* [WHAT YOU ARE ASKED TO DO] From the listing below, pull out every line where the string "ensemble" appears.

╭─ DATA

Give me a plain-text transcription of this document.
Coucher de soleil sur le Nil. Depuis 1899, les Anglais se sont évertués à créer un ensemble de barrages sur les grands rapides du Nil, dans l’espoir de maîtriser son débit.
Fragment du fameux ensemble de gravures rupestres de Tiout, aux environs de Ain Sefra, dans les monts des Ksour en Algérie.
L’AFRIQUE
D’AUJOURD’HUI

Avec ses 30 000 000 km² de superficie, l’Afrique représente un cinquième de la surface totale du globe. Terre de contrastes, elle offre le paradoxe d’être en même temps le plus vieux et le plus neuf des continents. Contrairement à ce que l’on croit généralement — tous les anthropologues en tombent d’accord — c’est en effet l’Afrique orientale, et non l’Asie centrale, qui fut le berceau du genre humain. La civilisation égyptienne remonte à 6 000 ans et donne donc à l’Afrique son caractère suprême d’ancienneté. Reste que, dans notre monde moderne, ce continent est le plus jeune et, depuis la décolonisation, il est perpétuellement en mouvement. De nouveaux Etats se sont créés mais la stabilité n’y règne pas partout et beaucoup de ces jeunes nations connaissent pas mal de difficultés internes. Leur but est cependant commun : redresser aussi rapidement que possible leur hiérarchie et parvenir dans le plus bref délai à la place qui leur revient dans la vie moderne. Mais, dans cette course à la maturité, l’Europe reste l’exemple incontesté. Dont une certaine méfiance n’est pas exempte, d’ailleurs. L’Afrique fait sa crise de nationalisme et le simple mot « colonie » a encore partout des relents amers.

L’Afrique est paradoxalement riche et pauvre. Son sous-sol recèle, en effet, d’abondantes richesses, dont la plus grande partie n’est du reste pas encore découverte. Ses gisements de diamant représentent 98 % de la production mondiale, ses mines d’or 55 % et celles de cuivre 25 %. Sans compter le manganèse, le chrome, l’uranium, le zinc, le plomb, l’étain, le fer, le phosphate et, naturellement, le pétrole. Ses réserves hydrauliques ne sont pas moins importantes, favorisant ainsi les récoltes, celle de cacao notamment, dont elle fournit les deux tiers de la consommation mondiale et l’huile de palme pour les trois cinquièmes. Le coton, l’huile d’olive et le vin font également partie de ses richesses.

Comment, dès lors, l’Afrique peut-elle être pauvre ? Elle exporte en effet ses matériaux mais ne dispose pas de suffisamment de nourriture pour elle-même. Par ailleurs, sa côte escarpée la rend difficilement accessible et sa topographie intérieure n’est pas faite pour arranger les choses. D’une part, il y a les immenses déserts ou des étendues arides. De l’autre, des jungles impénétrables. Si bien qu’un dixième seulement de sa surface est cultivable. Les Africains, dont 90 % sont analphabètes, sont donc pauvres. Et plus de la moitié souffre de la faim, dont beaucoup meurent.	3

╰─

* [SOLUTION TO THE EXERCISE]
Coucher de soleil sur le Nil. Depuis 1899, les Anglais se sont évertués à créer un ensemble de barrages sur les grands rapides du Nil, dans l’espoir de maîtriser son débit.
Fragment du fameux ensemble de gravures rupestres de Tiout, aux environs de Ain Sefra, dans les monts des Ksour en Algérie.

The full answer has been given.